▶ JOB
Lay out the entries below as a numbered list, leaving out any blank lines. Begin at the first line of the entries and stop after the line that contains "date-range-picker[interactable]: From Oct".

▶ DATA SUPPLIED

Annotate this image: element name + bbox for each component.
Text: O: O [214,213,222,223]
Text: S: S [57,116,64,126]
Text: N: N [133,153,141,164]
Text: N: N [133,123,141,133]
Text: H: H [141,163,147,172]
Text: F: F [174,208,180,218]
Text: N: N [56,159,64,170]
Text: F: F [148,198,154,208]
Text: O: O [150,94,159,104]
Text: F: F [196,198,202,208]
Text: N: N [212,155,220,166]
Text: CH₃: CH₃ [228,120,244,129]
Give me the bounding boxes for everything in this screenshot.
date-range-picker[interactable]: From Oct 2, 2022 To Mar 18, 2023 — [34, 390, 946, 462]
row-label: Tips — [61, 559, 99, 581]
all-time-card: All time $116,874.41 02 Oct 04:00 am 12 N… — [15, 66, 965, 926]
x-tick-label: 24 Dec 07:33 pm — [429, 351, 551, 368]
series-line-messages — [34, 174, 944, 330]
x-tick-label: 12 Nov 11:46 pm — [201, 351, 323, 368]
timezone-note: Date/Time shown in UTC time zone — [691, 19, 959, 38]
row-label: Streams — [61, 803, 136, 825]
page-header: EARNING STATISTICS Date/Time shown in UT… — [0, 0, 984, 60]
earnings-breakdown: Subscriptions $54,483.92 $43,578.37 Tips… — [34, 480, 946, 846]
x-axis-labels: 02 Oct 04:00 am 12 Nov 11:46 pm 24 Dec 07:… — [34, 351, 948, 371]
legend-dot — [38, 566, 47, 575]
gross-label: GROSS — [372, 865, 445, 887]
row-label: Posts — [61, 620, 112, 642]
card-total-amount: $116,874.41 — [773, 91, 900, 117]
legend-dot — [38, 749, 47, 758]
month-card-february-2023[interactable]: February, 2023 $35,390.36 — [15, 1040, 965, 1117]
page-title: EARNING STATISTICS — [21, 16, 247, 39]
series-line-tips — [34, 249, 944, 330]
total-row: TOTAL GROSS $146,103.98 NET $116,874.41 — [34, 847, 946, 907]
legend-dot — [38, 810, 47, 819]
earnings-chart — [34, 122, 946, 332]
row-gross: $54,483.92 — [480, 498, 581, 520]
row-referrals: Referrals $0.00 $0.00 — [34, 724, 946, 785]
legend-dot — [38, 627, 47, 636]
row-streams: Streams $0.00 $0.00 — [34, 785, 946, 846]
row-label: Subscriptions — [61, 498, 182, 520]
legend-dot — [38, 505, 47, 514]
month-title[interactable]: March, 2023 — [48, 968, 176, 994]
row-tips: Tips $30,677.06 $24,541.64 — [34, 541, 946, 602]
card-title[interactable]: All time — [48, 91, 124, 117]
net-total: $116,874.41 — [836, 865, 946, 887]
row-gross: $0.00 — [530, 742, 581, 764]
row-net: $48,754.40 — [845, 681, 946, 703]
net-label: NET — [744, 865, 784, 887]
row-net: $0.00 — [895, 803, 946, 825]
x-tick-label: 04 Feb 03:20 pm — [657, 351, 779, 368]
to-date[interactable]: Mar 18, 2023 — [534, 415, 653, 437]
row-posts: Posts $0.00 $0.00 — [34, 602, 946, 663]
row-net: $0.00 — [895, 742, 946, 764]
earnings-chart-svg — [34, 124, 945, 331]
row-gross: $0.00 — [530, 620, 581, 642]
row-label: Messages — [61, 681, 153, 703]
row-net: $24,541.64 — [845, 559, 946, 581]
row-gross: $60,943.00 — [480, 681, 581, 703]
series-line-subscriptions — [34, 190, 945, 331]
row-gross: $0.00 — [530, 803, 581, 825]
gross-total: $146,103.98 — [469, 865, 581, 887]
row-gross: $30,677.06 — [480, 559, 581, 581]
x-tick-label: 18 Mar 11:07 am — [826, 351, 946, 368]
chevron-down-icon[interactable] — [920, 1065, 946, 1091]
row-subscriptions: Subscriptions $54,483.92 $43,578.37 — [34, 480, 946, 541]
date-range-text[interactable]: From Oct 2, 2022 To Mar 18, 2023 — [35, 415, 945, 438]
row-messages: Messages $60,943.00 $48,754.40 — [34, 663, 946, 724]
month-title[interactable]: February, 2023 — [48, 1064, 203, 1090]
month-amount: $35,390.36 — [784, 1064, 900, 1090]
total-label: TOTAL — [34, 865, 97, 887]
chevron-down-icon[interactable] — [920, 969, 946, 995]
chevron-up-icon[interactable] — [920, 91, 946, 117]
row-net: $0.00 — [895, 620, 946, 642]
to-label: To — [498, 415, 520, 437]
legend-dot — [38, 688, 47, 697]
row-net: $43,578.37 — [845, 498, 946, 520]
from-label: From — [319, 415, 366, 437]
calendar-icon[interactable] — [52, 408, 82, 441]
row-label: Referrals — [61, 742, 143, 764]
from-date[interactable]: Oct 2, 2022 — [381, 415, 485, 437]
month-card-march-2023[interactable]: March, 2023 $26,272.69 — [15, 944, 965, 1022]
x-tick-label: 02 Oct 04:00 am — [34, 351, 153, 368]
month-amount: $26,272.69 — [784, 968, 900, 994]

▶ RESULT OF THE EXERCISE
1. Annotate this image: element name + bbox for each component.
2. Text: O: O [214,213,222,223]
3. Text: S: S [57,116,64,126]
4. Text: N: N [133,153,141,164]
5. Text: N: N [133,123,141,133]
6. Text: H: H [141,163,147,172]
7. Text: F: F [174,208,180,218]
8. Text: N: N [56,159,64,170]
9. Text: F: F [148,198,154,208]
10. Text: O: O [150,94,159,104]
11. Text: F: F [196,198,202,208]
12. Text: N: N [212,155,220,166]
13. Text: CH₃: CH₃ [228,120,244,129]
14. Give me the bounding boxes for everything in this screenshot.
15. date-range-picker[interactable]: From Oct 2, 2022 To Mar 18, 2023 — [34, 390, 946, 462]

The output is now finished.